(Recorded data)

>> Begin

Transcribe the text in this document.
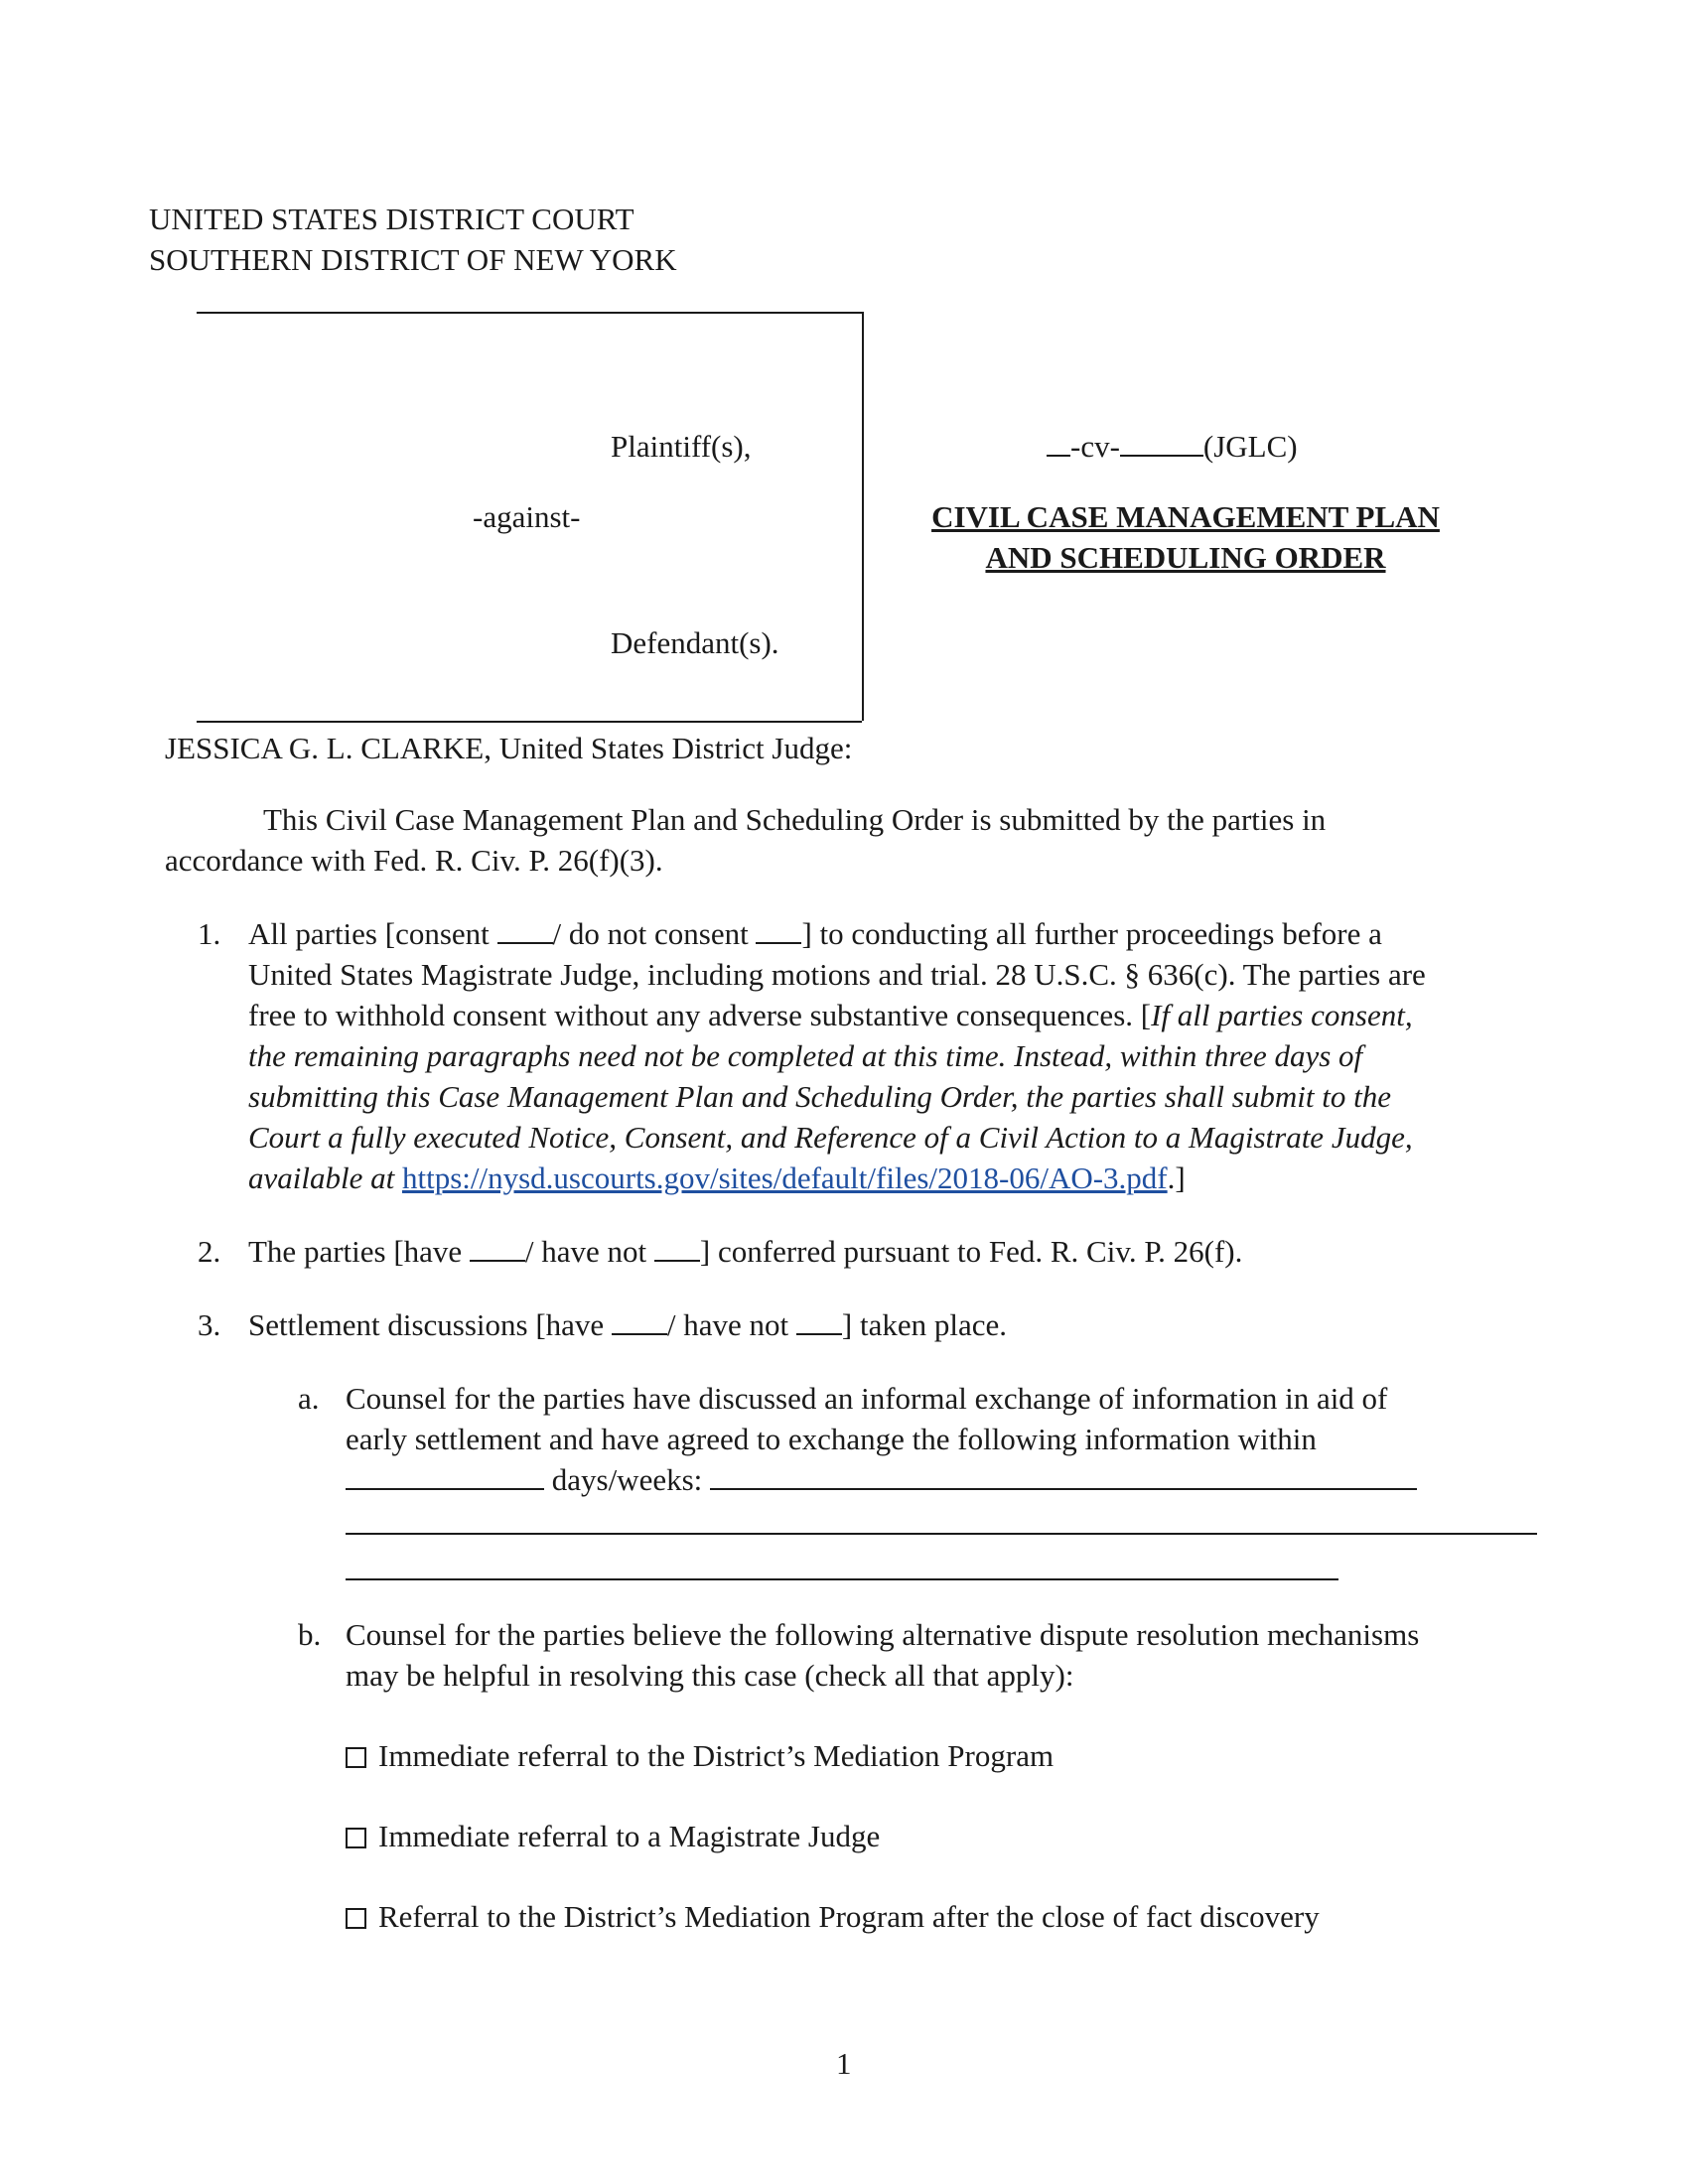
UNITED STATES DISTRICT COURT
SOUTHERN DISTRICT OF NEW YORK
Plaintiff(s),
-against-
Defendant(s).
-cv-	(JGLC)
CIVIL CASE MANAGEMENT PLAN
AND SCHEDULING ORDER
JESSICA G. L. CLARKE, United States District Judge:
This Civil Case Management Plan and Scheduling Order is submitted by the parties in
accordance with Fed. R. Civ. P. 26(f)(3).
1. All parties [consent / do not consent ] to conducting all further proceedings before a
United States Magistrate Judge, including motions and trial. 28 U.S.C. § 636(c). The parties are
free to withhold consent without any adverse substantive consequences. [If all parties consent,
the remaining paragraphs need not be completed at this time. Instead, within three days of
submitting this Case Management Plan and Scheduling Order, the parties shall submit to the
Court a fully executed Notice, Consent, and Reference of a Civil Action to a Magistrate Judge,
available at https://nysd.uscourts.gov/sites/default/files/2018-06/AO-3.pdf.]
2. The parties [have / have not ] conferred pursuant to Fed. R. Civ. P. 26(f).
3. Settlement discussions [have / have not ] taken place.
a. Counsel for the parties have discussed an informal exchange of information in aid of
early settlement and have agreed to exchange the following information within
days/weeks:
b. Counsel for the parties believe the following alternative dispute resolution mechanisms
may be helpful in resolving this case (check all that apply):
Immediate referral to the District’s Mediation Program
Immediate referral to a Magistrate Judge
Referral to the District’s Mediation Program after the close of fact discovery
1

>> End
>> Begin

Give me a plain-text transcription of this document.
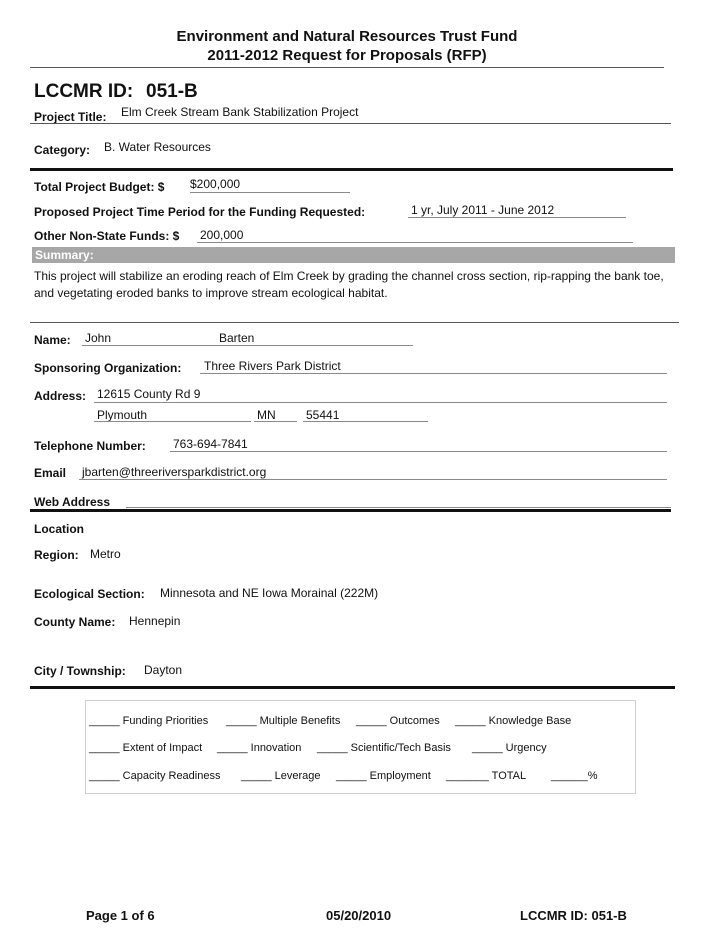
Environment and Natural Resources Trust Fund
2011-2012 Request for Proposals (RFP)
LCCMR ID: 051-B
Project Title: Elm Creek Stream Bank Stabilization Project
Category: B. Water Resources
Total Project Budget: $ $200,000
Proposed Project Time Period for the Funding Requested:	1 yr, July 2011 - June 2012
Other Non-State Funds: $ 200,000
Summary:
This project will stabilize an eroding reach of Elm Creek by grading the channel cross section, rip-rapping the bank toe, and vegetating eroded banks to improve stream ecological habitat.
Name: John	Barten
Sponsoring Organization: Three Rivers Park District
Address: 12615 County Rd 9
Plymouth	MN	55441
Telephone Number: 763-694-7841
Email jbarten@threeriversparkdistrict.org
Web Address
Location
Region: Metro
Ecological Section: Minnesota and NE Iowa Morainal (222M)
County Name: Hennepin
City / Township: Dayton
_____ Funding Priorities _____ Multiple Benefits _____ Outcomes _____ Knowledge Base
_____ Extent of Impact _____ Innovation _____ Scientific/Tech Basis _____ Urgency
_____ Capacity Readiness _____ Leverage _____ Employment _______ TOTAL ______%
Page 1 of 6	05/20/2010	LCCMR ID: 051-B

>> End

- Exercise prompt: For each line in the data above that contains the string "Address", extract the line.

- Response to the exercise:
Address: 12615 County Rd 9
Web Address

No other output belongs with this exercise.